| Available data |
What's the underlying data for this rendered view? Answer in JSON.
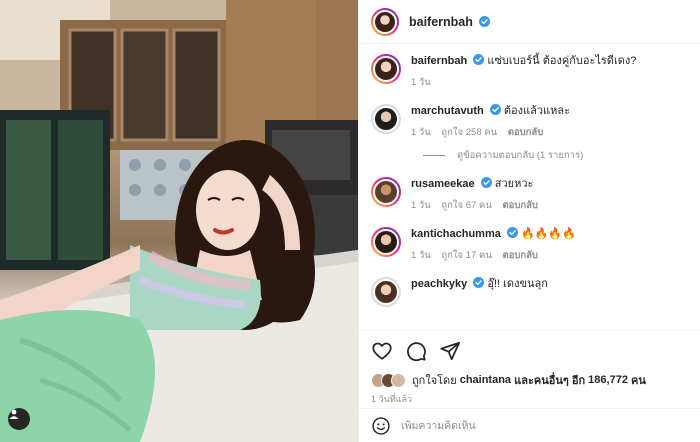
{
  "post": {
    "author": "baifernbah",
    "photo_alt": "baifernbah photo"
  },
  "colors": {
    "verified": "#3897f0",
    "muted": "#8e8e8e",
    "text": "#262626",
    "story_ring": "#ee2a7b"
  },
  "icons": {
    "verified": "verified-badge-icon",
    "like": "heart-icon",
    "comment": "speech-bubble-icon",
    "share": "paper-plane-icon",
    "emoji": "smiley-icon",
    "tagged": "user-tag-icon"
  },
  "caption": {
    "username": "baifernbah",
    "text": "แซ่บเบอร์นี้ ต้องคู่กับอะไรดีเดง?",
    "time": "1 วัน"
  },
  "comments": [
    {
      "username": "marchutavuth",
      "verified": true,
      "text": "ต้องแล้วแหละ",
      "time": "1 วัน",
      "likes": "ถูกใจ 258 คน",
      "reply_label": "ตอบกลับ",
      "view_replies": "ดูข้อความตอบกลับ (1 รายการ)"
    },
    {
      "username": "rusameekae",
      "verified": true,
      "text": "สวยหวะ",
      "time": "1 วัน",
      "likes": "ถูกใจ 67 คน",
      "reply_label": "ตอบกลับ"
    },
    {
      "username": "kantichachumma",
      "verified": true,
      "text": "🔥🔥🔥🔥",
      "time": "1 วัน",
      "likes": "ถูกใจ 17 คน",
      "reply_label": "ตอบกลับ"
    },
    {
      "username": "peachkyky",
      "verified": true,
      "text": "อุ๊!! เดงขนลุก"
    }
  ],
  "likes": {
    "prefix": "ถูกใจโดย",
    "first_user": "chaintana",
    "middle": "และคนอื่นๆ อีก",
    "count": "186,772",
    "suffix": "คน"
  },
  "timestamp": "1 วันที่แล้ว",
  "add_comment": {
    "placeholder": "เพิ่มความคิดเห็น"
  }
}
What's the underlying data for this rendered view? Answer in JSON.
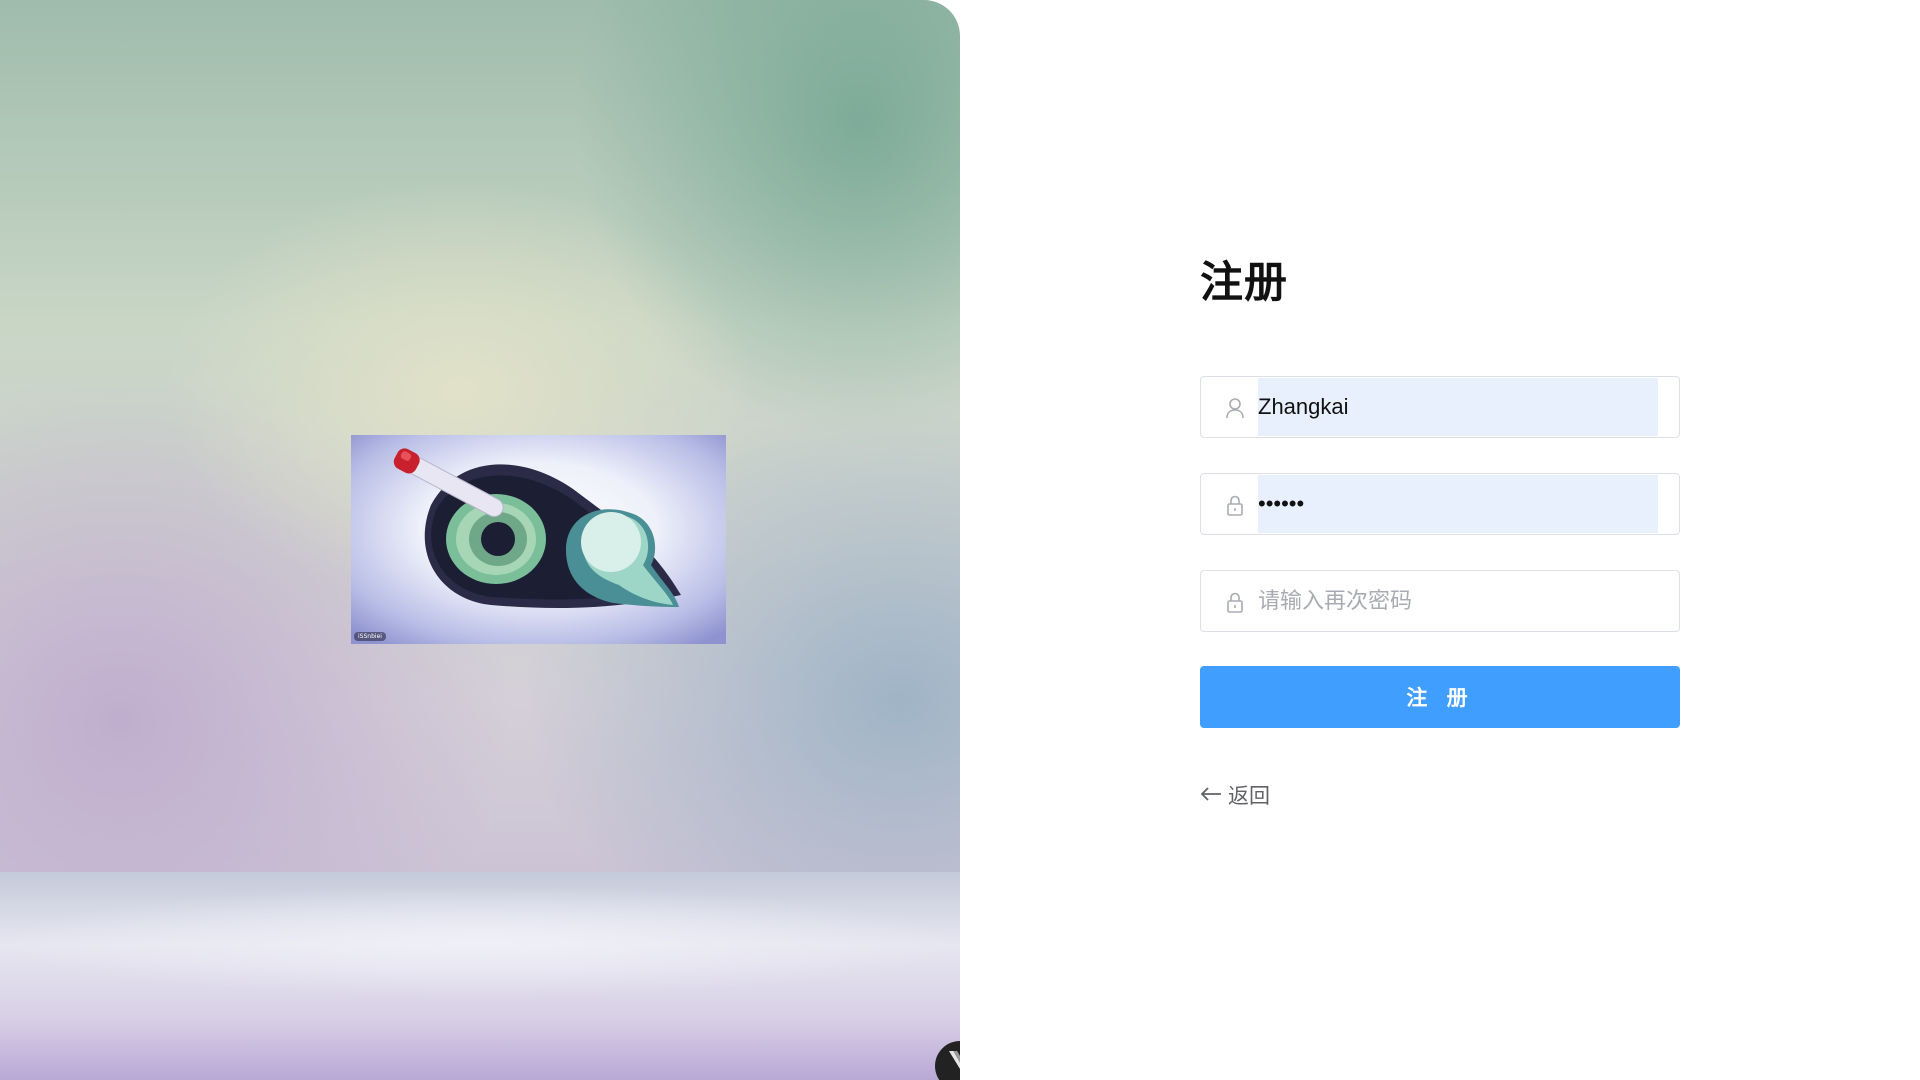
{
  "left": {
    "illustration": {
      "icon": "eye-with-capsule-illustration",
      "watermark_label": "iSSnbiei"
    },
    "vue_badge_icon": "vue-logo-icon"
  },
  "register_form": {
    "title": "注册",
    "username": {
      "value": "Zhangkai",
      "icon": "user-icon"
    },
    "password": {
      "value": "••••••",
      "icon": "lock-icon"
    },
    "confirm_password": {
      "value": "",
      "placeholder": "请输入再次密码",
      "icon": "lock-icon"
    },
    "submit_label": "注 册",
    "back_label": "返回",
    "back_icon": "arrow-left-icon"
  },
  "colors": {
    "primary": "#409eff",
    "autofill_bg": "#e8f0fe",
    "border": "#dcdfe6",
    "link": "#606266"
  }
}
--
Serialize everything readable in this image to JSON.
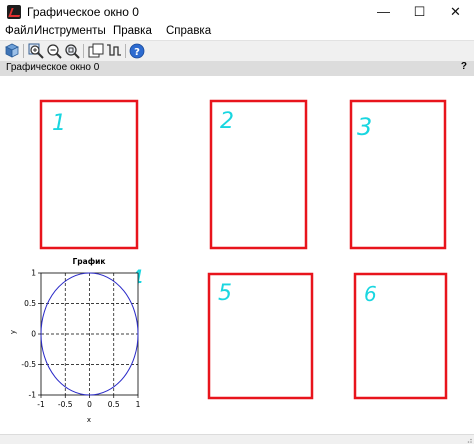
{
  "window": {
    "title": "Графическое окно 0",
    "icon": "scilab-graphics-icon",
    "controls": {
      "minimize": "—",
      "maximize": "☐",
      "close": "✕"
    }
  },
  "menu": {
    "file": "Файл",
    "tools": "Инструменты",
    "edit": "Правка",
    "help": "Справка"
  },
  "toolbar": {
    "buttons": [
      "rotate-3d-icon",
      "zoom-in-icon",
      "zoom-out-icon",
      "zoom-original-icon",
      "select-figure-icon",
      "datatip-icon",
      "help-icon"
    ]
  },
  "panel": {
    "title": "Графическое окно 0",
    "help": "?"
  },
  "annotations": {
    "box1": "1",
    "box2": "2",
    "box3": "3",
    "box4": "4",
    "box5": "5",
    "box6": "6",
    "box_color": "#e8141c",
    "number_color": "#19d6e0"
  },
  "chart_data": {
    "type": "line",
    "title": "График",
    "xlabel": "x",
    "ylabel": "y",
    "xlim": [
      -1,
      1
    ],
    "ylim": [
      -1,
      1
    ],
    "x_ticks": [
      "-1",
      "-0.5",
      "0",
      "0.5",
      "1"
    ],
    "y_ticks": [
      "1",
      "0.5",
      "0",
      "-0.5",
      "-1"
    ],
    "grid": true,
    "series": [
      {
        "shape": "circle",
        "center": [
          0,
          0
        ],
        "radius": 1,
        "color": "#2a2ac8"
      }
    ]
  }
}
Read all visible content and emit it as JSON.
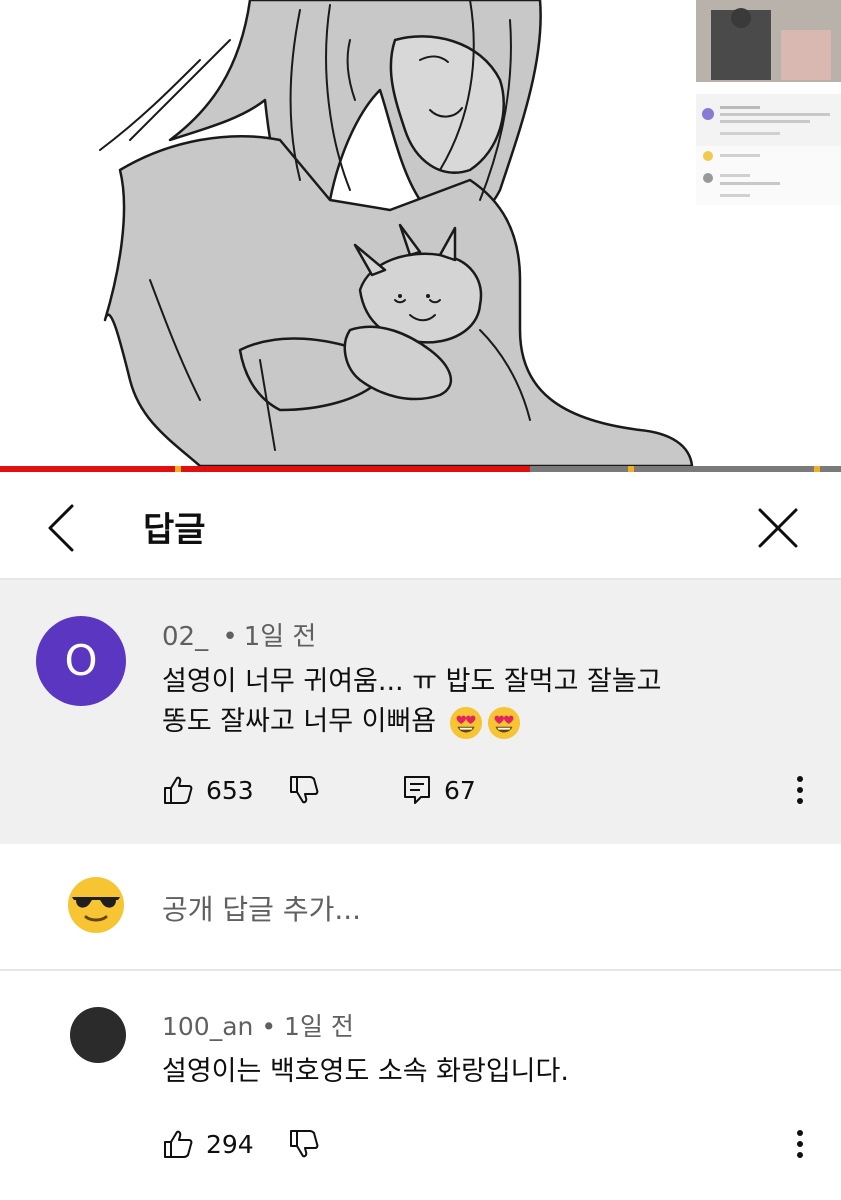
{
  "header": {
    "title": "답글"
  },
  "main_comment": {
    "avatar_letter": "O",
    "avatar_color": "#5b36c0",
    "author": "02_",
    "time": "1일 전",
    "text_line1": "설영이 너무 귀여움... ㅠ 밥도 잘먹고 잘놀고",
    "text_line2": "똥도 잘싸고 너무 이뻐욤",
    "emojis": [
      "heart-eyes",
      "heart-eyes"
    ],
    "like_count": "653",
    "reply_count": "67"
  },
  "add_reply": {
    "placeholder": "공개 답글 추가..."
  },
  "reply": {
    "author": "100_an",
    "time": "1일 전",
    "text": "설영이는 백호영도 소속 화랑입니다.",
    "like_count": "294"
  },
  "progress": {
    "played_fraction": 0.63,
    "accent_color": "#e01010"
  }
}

| Set problem |
Identify every line above that includes the word "title", and show those lines.

| Response to this exercise |
    "title": "注册",
    "title": "Графическое окно 0",
    "title": "Графическое окно 0",
    "title": "График",
    "title": "답글"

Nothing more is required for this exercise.